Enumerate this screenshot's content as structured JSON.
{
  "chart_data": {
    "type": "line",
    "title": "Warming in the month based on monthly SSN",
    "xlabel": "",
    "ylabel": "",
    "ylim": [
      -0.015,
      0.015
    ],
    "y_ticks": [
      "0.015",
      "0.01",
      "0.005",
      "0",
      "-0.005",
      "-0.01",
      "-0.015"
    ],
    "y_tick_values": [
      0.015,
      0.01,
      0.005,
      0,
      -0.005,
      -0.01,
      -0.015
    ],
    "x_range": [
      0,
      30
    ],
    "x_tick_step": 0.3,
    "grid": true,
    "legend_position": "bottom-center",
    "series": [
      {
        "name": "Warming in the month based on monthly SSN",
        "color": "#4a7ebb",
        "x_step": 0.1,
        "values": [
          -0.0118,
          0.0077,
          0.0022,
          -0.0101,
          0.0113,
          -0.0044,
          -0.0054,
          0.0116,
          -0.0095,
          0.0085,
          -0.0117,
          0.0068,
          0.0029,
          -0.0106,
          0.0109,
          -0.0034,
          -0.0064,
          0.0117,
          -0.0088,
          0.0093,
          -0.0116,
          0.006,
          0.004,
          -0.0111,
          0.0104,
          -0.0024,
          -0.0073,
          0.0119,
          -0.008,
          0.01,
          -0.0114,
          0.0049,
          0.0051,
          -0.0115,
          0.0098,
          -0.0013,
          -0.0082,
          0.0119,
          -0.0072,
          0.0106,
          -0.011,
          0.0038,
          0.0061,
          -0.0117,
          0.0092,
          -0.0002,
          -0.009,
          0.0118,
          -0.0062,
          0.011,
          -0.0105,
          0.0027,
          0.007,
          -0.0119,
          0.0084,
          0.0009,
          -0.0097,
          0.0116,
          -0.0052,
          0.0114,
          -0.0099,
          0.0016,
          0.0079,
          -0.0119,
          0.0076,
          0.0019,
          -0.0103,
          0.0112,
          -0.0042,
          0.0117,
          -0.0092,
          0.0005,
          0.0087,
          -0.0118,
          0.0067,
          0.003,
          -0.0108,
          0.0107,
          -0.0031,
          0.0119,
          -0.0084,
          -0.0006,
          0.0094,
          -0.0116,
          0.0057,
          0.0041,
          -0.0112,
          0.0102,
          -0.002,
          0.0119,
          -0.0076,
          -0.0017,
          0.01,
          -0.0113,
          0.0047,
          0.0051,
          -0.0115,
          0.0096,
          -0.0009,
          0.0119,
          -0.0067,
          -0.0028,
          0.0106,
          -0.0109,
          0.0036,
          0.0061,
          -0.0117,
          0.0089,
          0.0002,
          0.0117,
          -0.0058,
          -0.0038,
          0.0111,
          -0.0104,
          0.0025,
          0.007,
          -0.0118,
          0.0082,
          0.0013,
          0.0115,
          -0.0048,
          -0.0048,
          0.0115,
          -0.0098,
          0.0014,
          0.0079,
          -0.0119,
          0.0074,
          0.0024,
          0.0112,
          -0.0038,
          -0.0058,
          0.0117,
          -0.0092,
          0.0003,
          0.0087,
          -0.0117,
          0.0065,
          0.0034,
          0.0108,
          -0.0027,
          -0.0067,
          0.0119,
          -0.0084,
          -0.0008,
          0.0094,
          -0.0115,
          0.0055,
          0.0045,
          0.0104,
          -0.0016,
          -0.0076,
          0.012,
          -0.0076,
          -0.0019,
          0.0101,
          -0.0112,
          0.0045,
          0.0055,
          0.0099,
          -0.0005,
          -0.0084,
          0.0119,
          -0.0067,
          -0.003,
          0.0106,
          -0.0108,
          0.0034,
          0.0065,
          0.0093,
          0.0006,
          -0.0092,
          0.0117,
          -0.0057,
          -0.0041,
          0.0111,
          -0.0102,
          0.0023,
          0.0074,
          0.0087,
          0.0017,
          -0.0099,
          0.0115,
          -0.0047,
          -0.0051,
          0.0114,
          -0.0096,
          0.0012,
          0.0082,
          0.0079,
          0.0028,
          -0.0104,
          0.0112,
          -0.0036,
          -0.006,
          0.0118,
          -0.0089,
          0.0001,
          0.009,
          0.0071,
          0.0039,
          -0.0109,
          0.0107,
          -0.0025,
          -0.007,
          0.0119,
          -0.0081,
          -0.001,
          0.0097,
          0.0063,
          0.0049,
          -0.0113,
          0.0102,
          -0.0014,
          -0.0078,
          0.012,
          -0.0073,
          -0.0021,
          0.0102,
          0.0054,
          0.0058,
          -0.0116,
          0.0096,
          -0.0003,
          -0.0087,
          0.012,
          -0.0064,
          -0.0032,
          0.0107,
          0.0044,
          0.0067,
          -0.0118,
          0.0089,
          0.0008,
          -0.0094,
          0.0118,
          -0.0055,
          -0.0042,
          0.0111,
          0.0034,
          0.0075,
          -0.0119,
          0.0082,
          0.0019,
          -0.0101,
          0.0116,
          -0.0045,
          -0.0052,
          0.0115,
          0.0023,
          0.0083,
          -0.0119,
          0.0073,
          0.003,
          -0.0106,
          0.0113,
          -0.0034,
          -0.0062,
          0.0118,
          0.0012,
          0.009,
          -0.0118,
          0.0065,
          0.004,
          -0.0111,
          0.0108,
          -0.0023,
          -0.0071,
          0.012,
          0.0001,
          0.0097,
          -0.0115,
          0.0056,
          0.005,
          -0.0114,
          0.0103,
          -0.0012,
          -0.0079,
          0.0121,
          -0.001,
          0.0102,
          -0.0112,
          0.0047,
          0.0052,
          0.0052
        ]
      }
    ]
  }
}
·····
TASK PROMPT :: Set down the entries above again, word for word.

EXERCISE RESPONSE ::
Enumerate this screenshot's content as structured JSON.
{
  "chart_data": {
    "type": "line",
    "title": "Warming in the month based on monthly SSN",
    "xlabel": "",
    "ylabel": "",
    "ylim": [
      -0.015,
      0.015
    ],
    "y_ticks": [
      "0.015",
      "0.01",
      "0.005",
      "0",
      "-0.005",
      "-0.01",
      "-0.015"
    ],
    "y_tick_values": [
      0.015,
      0.01,
      0.005,
      0,
      -0.005,
      -0.01,
      -0.015
    ],
    "x_range": [
      0,
      30
    ],
    "x_tick_step": 0.3,
    "grid": true,
    "legend_position": "bottom-center",
    "series": [
      {
        "name": "Warming in the month based on monthly SSN",
        "color": "#4a7ebb",
        "x_step": 0.1,
        "values": [
          -0.0118,
          0.0077,
          0.0022,
          -0.0101,
          0.0113,
          -0.0044,
          -0.0054,
          0.0116,
          -0.0095,
          0.0085,
          -0.0117,
          0.0068,
          0.0029,
          -0.0106,
          0.0109,
          -0.0034,
          -0.0064,
          0.0117,
          -0.0088,
          0.0093,
          -0.0116,
          0.006,
          0.004,
          -0.0111,
          0.0104,
          -0.0024,
          -0.0073,
          0.0119,
          -0.008,
          0.01,
          -0.0114,
          0.0049,
          0.0051,
          -0.0115,
          0.0098,
          -0.0013,
          -0.0082,
          0.0119,
          -0.0072,
          0.0106,
          -0.011,
          0.0038,
          0.0061,
          -0.0117,
          0.0092,
          -0.0002,
          -0.009,
          0.0118,
          -0.0062,
          0.011,
          -0.0105,
          0.0027,
          0.007,
          -0.0119,
          0.0084,
          0.0009,
          -0.0097,
          0.0116,
          -0.0052,
          0.0114,
          -0.0099,
          0.0016,
          0.0079,
          -0.0119,
          0.0076,
          0.0019,
          -0.0103,
          0.0112,
          -0.0042,
          0.0117,
          -0.0092,
          0.0005,
          0.0087,
          -0.0118,
          0.0067,
          0.003,
          -0.0108,
          0.0107,
          -0.0031,
          0.0119,
          -0.0084,
          -0.0006,
          0.0094,
          -0.0116,
          0.0057,
          0.0041,
          -0.0112,
          0.0102,
          -0.002,
          0.0119,
          -0.0076,
          -0.0017,
          0.01,
          -0.0113,
          0.0047,
          0.0051,
          -0.0115,
          0.0096,
          -0.0009,
          0.0119,
          -0.0067,
          -0.0028,
          0.0106,
          -0.0109,
          0.0036,
          0.0061,
          -0.0117,
          0.0089,
          0.0002,
          0.0117,
          -0.0058,
          -0.0038,
          0.0111,
          -0.0104,
          0.0025,
          0.007,
          -0.0118,
          0.0082,
          0.0013,
          0.0115,
          -0.0048,
          -0.0048,
          0.0115,
          -0.0098,
          0.0014,
          0.0079,
          -0.0119,
          0.0074,
          0.0024,
          0.0112,
          -0.0038,
          -0.0058,
          0.0117,
          -0.0092,
          0.0003,
          0.0087,
          -0.0117,
          0.0065,
          0.0034,
          0.0108,
          -0.0027,
          -0.0067,
          0.0119,
          -0.0084,
          -0.0008,
          0.0094,
          -0.0115,
          0.0055,
          0.0045,
          0.0104,
          -0.0016,
          -0.0076,
          0.012,
          -0.0076,
          -0.0019,
          0.0101,
          -0.0112,
          0.0045,
          0.0055,
          0.0099,
          -0.0005,
          -0.0084,
          0.0119,
          -0.0067,
          -0.003,
          0.0106,
          -0.0108,
          0.0034,
          0.0065,
          0.0093,
          0.0006,
          -0.0092,
          0.0117,
          -0.0057,
          -0.0041,
          0.0111,
          -0.0102,
          0.0023,
          0.0074,
          0.0087,
          0.0017,
          -0.0099,
          0.0115,
          -0.0047,
          -0.0051,
          0.0114,
          -0.0096,
          0.0012,
          0.0082,
          0.0079,
          0.0028,
          -0.0104,
          0.0112,
          -0.0036,
          -0.006,
          0.0118,
          -0.0089,
          0.0001,
          0.009,
          0.0071,
          0.0039,
          -0.0109,
          0.0107,
          -0.0025,
          -0.007,
          0.0119,
          -0.0081,
          -0.001,
          0.0097,
          0.0063,
          0.0049,
          -0.0113,
          0.0102,
          -0.0014,
          -0.0078,
          0.012,
          -0.0073,
          -0.0021,
          0.0102,
          0.0054,
          0.0058,
          -0.0116,
          0.0096,
          -0.0003,
          -0.0087,
          0.012,
          -0.0064,
          -0.0032,
          0.0107,
          0.0044,
          0.0067,
          -0.0118,
          0.0089,
          0.0008,
          -0.0094,
          0.0118,
          -0.0055,
          -0.0042,
          0.0111,
          0.0034,
          0.0075,
          -0.0119,
          0.0082,
          0.0019,
          -0.0101,
          0.0116,
          -0.0045,
          -0.0052,
          0.0115,
          0.0023,
          0.0083,
          -0.0119,
          0.0073,
          0.003,
          -0.0106,
          0.0113,
          -0.0034,
          -0.0062,
          0.0118,
          0.0012,
          0.009,
          -0.0118,
          0.0065,
          0.004,
          -0.0111,
          0.0108,
          -0.0023,
          -0.0071,
          0.012,
          0.0001,
          0.0097,
          -0.0115,
          0.0056,
          0.005,
          -0.0114,
          0.0103,
          -0.0012,
          -0.0079,
          0.0121,
          -0.001,
          0.0102,
          -0.0112,
          0.0047,
          0.0052,
          0.0052
        ]
      }
    ]
  }
}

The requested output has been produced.